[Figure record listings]
[start]

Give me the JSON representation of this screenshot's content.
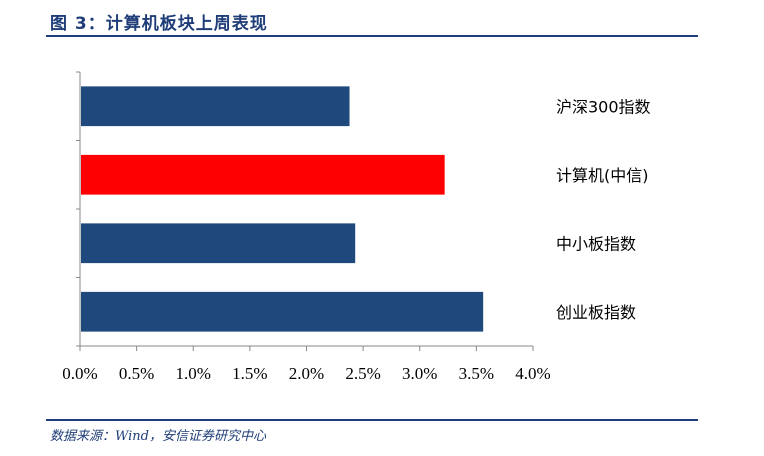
{
  "caption": "图 3：计算机板块上周表现",
  "source": "数据来源：Wind，安信证券研究中心",
  "colors": {
    "accent": "#1f3d78",
    "bar_default": "#1f497d",
    "bar_highlight": "#ff0000"
  },
  "chart_data": {
    "type": "bar",
    "orientation": "horizontal",
    "title": "",
    "xlabel": "",
    "ylabel": "",
    "categories": [
      "沪深300指数",
      "计算机(中信)",
      "中小板指数",
      "创业板指数"
    ],
    "values": [
      2.38,
      3.22,
      2.43,
      3.56
    ],
    "highlight_index": 1,
    "xlim": [
      0,
      4
    ],
    "xticks": [
      0,
      0.5,
      1,
      1.5,
      2,
      2.5,
      3,
      3.5,
      4
    ],
    "xtick_labels": [
      "0.0%",
      "0.5%",
      "1.0%",
      "1.5%",
      "2.0%",
      "2.5%",
      "3.0%",
      "3.5%",
      "4.0%"
    ],
    "grid": false,
    "legend": "none"
  }
}
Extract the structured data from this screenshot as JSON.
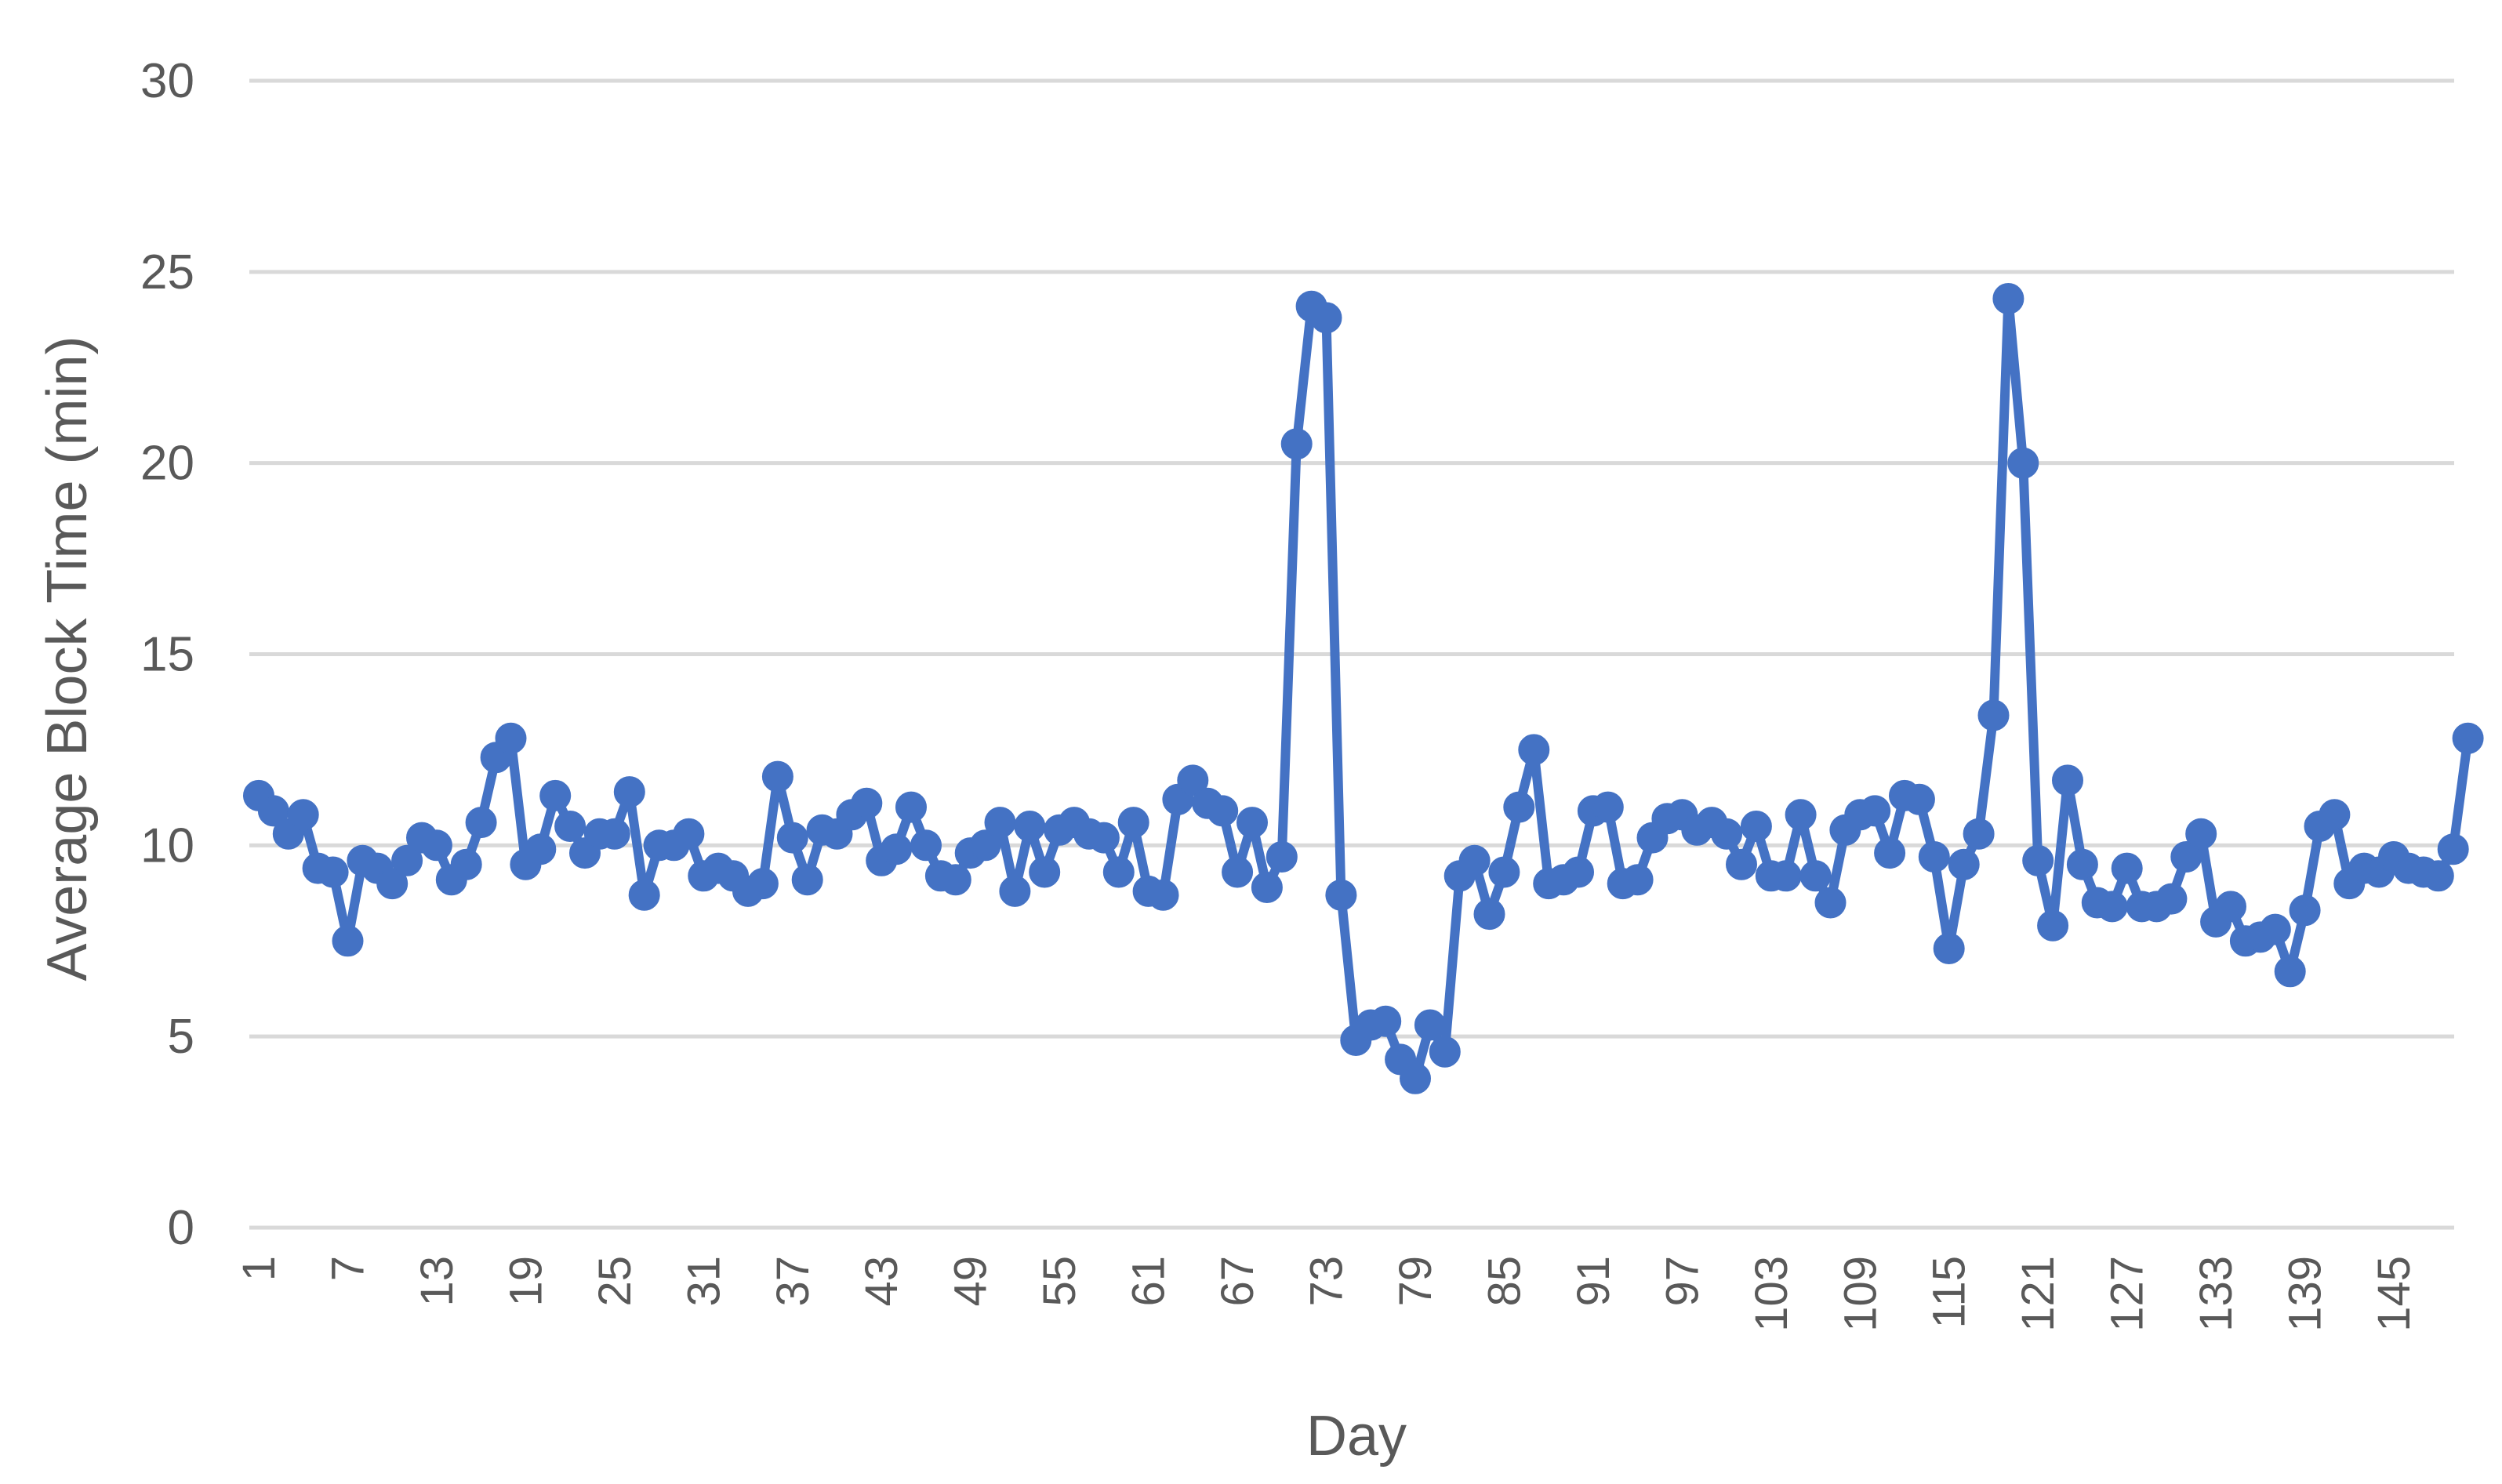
{
  "chart_data": {
    "type": "line",
    "title": "",
    "xlabel": "Day",
    "ylabel": "Average Block Time (min)",
    "ylim": [
      0,
      30
    ],
    "yticks": [
      0,
      5,
      10,
      15,
      20,
      25,
      30
    ],
    "xticks": [
      1,
      7,
      13,
      19,
      25,
      31,
      37,
      43,
      49,
      55,
      61,
      67,
      73,
      79,
      85,
      91,
      97,
      103,
      109,
      115,
      121,
      127,
      133,
      139,
      145
    ],
    "grid": true,
    "legend": "none",
    "marker": "circle",
    "series_color": "#4472c4",
    "series": [
      {
        "values": [
          11.3,
          10.9,
          10.3,
          10.8,
          9.4,
          9.3,
          7.5,
          9.6,
          9.4,
          9.0,
          9.6,
          10.2,
          10.0,
          9.1,
          9.5,
          10.6,
          12.3,
          12.8,
          9.5,
          9.9,
          11.3,
          10.5,
          9.8,
          10.3,
          10.3,
          11.4,
          8.7,
          10.0,
          10.0,
          10.3,
          9.2,
          9.4,
          9.2,
          8.8,
          9.0,
          11.8,
          10.2,
          9.1,
          10.4,
          10.3,
          10.8,
          11.1,
          9.6,
          9.9,
          11.0,
          10.0,
          9.2,
          9.1,
          9.8,
          10.0,
          10.6,
          8.8,
          10.5,
          9.3,
          10.4,
          10.6,
          10.3,
          10.2,
          9.3,
          10.6,
          8.8,
          8.7,
          11.2,
          11.7,
          11.1,
          10.9,
          9.3,
          10.6,
          8.9,
          9.7,
          20.5,
          24.1,
          23.8,
          8.7,
          4.9,
          5.3,
          5.4,
          4.4,
          3.9,
          5.3,
          4.6,
          9.2,
          9.6,
          8.2,
          9.3,
          11.0,
          12.5,
          9.0,
          9.1,
          9.3,
          10.9,
          11.0,
          9.0,
          9.1,
          10.2,
          10.7,
          10.8,
          10.4,
          10.6,
          10.3,
          9.5,
          10.5,
          9.2,
          9.2,
          10.8,
          9.2,
          8.5,
          10.4,
          10.8,
          10.9,
          9.8,
          11.3,
          11.2,
          9.7,
          7.3,
          9.5,
          10.3,
          13.4,
          24.3,
          20.0,
          9.6,
          7.9,
          11.7,
          9.5,
          8.5,
          8.4,
          9.4,
          8.4,
          8.4,
          8.6,
          9.7,
          10.3,
          8.0,
          8.4,
          7.5,
          7.6,
          7.8,
          6.7,
          8.3,
          10.5,
          10.8,
          9.0,
          9.4,
          9.3,
          9.7,
          9.4,
          9.3,
          9.2,
          9.9,
          12.8
        ]
      }
    ]
  }
}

[end]

» **DIRECTION**: Restate every record exactly, please; do not copy the pictures.

» **WRITTEN RESPONSE**:
Give me the JSON representation of this screenshot's content.
{
  "caption": "图 3：计算机板块上周表现",
  "source": "数据来源：Wind，安信证券研究中心",
  "colors": {
    "accent": "#1f3d78",
    "bar_default": "#1f497d",
    "bar_highlight": "#ff0000"
  },
  "chart_data": {
    "type": "bar",
    "orientation": "horizontal",
    "title": "",
    "xlabel": "",
    "ylabel": "",
    "categories": [
      "沪深300指数",
      "计算机(中信)",
      "中小板指数",
      "创业板指数"
    ],
    "values": [
      2.38,
      3.22,
      2.43,
      3.56
    ],
    "highlight_index": 1,
    "xlim": [
      0,
      4
    ],
    "xticks": [
      0,
      0.5,
      1,
      1.5,
      2,
      2.5,
      3,
      3.5,
      4
    ],
    "xtick_labels": [
      "0.0%",
      "0.5%",
      "1.0%",
      "1.5%",
      "2.0%",
      "2.5%",
      "3.0%",
      "3.5%",
      "4.0%"
    ],
    "grid": false,
    "legend": "none"
  }
}
Extract the structured data from this screenshot as JSON.
{
  "chart_data": {
    "type": "line",
    "title": "",
    "xlabel": "Day",
    "ylabel": "Average Block Time (min)",
    "ylim": [
      0,
      30
    ],
    "yticks": [
      0,
      5,
      10,
      15,
      20,
      25,
      30
    ],
    "xticks": [
      1,
      7,
      13,
      19,
      25,
      31,
      37,
      43,
      49,
      55,
      61,
      67,
      73,
      79,
      85,
      91,
      97,
      103,
      109,
      115,
      121,
      127,
      133,
      139,
      145
    ],
    "grid": true,
    "legend": "none",
    "marker": "circle",
    "series_color": "#4472c4",
    "series": [
      {
        "values": [
          11.3,
          10.9,
          10.3,
          10.8,
          9.4,
          9.3,
          7.5,
          9.6,
          9.4,
          9.0,
          9.6,
          10.2,
          10.0,
          9.1,
          9.5,
          10.6,
          12.3,
          12.8,
          9.5,
          9.9,
          11.3,
          10.5,
          9.8,
          10.3,
          10.3,
          11.4,
          8.7,
          10.0,
          10.0,
          10.3,
          9.2,
          9.4,
          9.2,
          8.8,
          9.0,
          11.8,
          10.2,
          9.1,
          10.4,
          10.3,
          10.8,
          11.1,
          9.6,
          9.9,
          11.0,
          10.0,
          9.2,
          9.1,
          9.8,
          10.0,
          10.6,
          8.8,
          10.5,
          9.3,
          10.4,
          10.6,
          10.3,
          10.2,
          9.3,
          10.6,
          8.8,
          8.7,
          11.2,
          11.7,
          11.1,
          10.9,
          9.3,
          10.6,
          8.9,
          9.7,
          20.5,
          24.1,
          23.8,
          8.7,
          4.9,
          5.3,
          5.4,
          4.4,
          3.9,
          5.3,
          4.6,
          9.2,
          9.6,
          8.2,
          9.3,
          11.0,
          12.5,
          9.0,
          9.1,
          9.3,
          10.9,
          11.0,
          9.0,
          9.1,
          10.2,
          10.7,
          10.8,
          10.4,
          10.6,
          10.3,
          9.5,
          10.5,
          9.2,
          9.2,
          10.8,
          9.2,
          8.5,
          10.4,
          10.8,
          10.9,
          9.8,
          11.3,
          11.2,
          9.7,
          7.3,
          9.5,
          10.3,
          13.4,
          24.3,
          20.0,
          9.6,
          7.9,
          11.7,
          9.5,
          8.5,
          8.4,
          9.4,
          8.4,
          8.4,
          8.6,
          9.7,
          10.3,
          8.0,
          8.4,
          7.5,
          7.6,
          7.8,
          6.7,
          8.3,
          10.5,
          10.8,
          9.0,
          9.4,
          9.3,
          9.7,
          9.4,
          9.3,
          9.2,
          9.9,
          12.8
        ]
      }
    ]
  }
}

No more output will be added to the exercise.